### EXERCISE 1
In the text about Lauren Lyle, who directed the production of The Crucible at the Old Vic Theatre?
### EXERCISE 2
Please carry on the text about Lauren Lyle from its last sentence.

### SOURCE TEXT
——————

Lauren Lyle (born 12 July 1993) is a Scottish actress best known for her recurring role as Marsali MacKimmie Fraser in the Starz television drama Outlander, and peace protester Jade Antoniak in the BBC drama Vigil. Lyle also plays the leading role in the ITV crime thriller Karen Pirie.

Early life 
Lyle was born in Glasgow, Scotland. After performing at the Edinburgh Fringe for Fourth Monkey, and on stage in London in The Crucible, she was accepted to the National Youth Theatre's rep program in 2015. The highly competitive program accepts approximately fifteen or sixteen actors under the age of twenty-five who work towards a series of plays performed on London's West End in the autumn of that year.

Career 
Lyle’s first professional role was in 2014 when she starred in the critically acclaimed show The Crucible directed by Yael Farber at the Old Vic Theatre on the West End. Soon after she was cast in an episode of BBC comedy "Radges".

In 2015, Lyle was accepted to the National Youth Theatre's rep program, performing in three plays during the season. She appeared as Catherine in Wuthering Heights, Diane in Consensual, and the Prince of Arragon in Shakespeare's The Merchant of Venice.. Her first television appearance, on BBC Three's BBC Comedy Feeds, saw Lyle appearing in a series four episode entitled "Radges".

——————

### EXTRACTED MATERIAL
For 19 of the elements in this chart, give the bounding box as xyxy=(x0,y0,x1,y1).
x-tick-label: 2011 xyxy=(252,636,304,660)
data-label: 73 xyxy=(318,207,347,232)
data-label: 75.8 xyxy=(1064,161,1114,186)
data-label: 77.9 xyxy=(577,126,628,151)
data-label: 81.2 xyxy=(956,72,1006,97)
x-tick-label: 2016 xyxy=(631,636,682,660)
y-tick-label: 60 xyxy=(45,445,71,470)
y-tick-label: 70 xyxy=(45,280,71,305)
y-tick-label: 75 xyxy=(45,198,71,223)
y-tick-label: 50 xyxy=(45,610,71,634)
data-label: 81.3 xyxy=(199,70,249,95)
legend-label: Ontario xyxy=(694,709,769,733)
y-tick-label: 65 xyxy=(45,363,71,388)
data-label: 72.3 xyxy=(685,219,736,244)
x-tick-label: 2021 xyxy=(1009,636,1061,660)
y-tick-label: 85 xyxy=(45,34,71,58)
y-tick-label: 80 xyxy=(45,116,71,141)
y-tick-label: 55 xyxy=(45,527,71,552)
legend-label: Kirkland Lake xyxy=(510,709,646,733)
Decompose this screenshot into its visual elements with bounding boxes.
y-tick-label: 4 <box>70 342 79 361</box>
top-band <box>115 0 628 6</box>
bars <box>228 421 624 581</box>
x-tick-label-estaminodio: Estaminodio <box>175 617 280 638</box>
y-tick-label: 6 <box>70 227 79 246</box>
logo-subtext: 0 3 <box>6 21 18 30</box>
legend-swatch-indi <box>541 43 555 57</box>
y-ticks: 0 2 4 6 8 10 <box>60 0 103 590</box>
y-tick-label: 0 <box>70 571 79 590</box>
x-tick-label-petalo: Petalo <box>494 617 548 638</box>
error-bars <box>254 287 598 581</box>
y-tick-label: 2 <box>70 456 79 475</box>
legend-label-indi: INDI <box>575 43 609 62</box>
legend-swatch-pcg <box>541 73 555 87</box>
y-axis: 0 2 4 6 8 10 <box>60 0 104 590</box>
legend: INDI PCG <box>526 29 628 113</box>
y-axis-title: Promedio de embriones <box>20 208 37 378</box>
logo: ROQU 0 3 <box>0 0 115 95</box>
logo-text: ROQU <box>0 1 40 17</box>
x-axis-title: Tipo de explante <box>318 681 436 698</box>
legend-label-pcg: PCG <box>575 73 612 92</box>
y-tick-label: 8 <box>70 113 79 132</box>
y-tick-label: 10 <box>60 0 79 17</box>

——————

### EXERCISE RESPONSE 1
Yael Farber

### EXERCISE RESPONSE 2
Long-running medical drama Holby City featured Lyle as Katherine Rice in the series eighteen episode "Who You Are" (2016). From there she featured in a three-episode stint, opposite Sean Bean, in the BBC's award winning drama Broken. In 2017, Lyle debuted in the recurring role of Marsali MacKimmie Fraser in Starz's hit time travel drama Outlander, based upon Diana Gabaldon's best-selling book series of the same name. Returning to her roots at the National Youth Theatre, Lyle appeared in the television documentary Stage Direction to discuss her experiences with the program. 2018 saw a return to films for Lyle. She starred in the film adaptation of Fiona Shaw's novel Tell It to the Bees, opposite Anna Paquin and Holliday Grainger, and Lily Rose Thomas' debut short film Girls Who Drink.

In early 2020, Lyle began hosting the podcast She's a Rec'. In each episode, she interviews a female guest about the "albums, films, books and female heroes" that have had the most influence in their lives. The next year would see Lyle appear in the BBC’s crime drama Vigil. She portrayed Jade Antoniak, a peace protester and the girlfriend of Martin Compston’s character Craig Burke. The show, which is set on a ballistic missile submarine, gained over 10.2 million views in the first seven days making it the BBC’s most watched show of the year. In 2022 Lyle starred as investigator DS Pirie in ITV murder drama series Karen Pirie based upon author Val McDermid’s novel The Distant Echo.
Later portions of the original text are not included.